━━━ TEXTABSCHNITT ━━━
# Objekte in externer Datei schreiben



## MaxK1990 (5. Juli 2010)

Hey Leute, da bin ich nochmal mit ner neuen Frage.

Und zwar möchte ich gerne das gezeichnete auf der Leinwand in eine externe Datei speichern können, sodass ich das ganze zu einem späteren Zeitpunkt erneut aufrufen kann, oder an Freunde verschicken kann. Sie die Datei einlesen und das gleiche vor sich haben. Also sozusagen wie ein "Savegame" bei Spielen oder eine Word-Datei, die überall dann gleich aussieht.

Mit Datenbankanbindungen kenne ich mich eigentlich aus, sodass ich eine Datenbankanbindung auf MySQL oder Microsoft Access Datenbanken aufbauen, Sachen hinzufügen und auslesen kann.
Habe mir überlegt eine Microsoft Database zu verwenden, dann die Objekte in die Datenbank reinschreibe und sie per jdbcdbc Treiber wieder auslesen lasse. Aber es muss^doch eine andere Möglichkeit geben ein .sav oder ähnliches zu erstellen und nicht extra eine risieige Datenbank dranzuhängen.

Wie immer Danke im Voraus

Euer Max


----------



## sheel (5. Juli 2010)
━━━
ARBEITSANWEISUNGEN:
• A. Zählen Sie alle Tätigkeiten mit Datenbankanbindungen auf, die laut dem ersten Beitrag im Textabschnitt beherrscht werden.
• B. Mit welchen beiden Vergleichen veranschaulicht der Textabschnitt die gewünschte Art der Speicherung?
• C. Schreiben Sie aus dem Textabschnitt die Passage ab, die mit „Und zwar möchte“ beginnt und bis einschließlich „dann gleich aussieht.“ reicht.
Das anschließende Material steht für sich und gehört nicht zum Textabschnitt.
━━━ ERFASSTE INFORMATIONEN ━━━
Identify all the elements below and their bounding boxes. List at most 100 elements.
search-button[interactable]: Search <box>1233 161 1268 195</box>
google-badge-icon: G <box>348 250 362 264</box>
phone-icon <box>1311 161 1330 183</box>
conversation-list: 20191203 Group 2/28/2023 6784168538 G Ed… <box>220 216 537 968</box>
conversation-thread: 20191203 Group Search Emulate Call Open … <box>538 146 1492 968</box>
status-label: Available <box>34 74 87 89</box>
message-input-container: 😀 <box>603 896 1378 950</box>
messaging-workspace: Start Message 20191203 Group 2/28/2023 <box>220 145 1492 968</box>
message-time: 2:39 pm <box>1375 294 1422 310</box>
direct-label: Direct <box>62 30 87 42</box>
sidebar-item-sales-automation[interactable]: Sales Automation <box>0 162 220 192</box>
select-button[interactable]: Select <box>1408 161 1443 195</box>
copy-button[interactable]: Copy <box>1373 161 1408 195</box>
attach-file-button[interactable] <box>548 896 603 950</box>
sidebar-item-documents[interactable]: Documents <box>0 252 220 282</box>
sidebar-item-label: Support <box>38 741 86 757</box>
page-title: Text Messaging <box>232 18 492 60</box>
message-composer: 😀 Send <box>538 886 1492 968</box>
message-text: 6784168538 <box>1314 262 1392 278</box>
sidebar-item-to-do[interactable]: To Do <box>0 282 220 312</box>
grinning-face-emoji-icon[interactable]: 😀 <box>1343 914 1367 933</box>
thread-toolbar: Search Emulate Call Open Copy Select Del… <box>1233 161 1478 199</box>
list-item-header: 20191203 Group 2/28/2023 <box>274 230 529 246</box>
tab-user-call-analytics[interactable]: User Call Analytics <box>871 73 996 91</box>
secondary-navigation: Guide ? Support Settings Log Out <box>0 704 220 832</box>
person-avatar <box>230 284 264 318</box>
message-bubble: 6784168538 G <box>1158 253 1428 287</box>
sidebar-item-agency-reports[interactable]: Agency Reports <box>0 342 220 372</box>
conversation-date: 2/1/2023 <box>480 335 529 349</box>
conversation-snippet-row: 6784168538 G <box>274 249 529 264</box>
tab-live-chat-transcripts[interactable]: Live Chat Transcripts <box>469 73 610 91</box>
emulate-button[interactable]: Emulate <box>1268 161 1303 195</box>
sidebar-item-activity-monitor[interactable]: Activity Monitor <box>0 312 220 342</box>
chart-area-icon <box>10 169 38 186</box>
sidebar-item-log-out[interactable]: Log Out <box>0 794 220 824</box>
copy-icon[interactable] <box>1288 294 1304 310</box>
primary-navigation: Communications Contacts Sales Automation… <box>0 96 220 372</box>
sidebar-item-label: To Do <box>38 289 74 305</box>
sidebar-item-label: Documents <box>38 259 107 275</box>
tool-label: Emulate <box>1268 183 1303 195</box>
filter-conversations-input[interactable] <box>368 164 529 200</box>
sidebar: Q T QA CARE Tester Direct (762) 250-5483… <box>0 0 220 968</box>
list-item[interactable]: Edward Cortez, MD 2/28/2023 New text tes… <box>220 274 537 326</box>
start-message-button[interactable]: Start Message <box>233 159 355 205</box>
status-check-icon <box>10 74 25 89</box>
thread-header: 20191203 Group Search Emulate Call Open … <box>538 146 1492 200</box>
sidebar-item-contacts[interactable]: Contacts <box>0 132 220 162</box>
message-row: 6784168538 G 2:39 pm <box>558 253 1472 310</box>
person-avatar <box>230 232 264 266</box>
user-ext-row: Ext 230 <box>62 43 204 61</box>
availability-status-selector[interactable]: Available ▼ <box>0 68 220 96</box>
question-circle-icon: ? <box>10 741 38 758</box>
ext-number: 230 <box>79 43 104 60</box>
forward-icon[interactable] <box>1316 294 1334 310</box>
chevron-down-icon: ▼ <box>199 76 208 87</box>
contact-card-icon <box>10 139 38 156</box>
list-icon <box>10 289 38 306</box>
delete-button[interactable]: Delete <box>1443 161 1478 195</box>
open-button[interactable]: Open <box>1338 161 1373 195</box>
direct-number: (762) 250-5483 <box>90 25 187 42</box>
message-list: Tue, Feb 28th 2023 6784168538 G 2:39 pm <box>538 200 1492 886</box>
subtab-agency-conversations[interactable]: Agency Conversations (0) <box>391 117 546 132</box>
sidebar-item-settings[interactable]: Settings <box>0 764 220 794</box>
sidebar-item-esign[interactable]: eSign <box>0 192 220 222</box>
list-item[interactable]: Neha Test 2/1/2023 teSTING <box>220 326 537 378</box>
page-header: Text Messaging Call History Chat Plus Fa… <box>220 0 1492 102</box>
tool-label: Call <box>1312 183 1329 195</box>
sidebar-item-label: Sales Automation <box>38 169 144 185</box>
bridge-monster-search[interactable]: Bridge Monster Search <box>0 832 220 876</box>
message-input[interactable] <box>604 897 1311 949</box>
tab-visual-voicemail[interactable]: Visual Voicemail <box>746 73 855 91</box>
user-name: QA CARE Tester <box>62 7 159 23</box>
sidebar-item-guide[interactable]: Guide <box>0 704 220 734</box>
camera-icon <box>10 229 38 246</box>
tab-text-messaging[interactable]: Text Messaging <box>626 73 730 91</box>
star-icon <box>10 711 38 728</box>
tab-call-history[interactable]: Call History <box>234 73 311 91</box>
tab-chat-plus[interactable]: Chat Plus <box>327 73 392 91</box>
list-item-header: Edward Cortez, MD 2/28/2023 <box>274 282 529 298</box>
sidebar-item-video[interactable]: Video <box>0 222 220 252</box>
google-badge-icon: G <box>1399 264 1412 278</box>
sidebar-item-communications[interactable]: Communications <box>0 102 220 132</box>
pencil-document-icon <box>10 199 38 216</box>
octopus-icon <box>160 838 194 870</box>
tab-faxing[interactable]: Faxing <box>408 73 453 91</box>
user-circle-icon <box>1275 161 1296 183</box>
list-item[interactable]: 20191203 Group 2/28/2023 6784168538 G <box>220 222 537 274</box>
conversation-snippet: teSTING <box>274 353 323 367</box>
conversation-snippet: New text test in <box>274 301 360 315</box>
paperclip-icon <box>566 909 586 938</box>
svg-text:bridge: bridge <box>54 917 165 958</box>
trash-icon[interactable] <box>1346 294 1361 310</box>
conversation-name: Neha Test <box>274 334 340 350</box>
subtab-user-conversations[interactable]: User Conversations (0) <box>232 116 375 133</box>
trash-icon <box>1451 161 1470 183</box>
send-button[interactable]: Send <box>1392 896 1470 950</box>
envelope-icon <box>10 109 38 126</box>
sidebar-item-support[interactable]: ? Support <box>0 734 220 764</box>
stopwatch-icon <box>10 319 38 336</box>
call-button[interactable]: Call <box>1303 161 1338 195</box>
━━━
ENDERGEBNISSE:
• A. Eine Datenbankanbindung auf MySQL- oder Microsoft-Access-Datenbanken aufbauen, Sachen hinzufügen und Sachen auslesen.

• B. Mit einem „Savegame“ bei Spielen und einer Word-Datei, die überall gleich aussieht.

• C.
Und zwar möchte ich gerne das gezeichnete auf der Leinwand in eine externe Datei speichern können, sodass ich das ganze zu einem späteren Zeitpunkt erneut aufrufen kann, oder an Freunde verschicken kann. Sie die Datei einlesen und das gleiche vor sich haben. Also sozusagen wie ein "Savegame" bei Spielen oder eine Word-Datei, die überall dann gleich aussieht.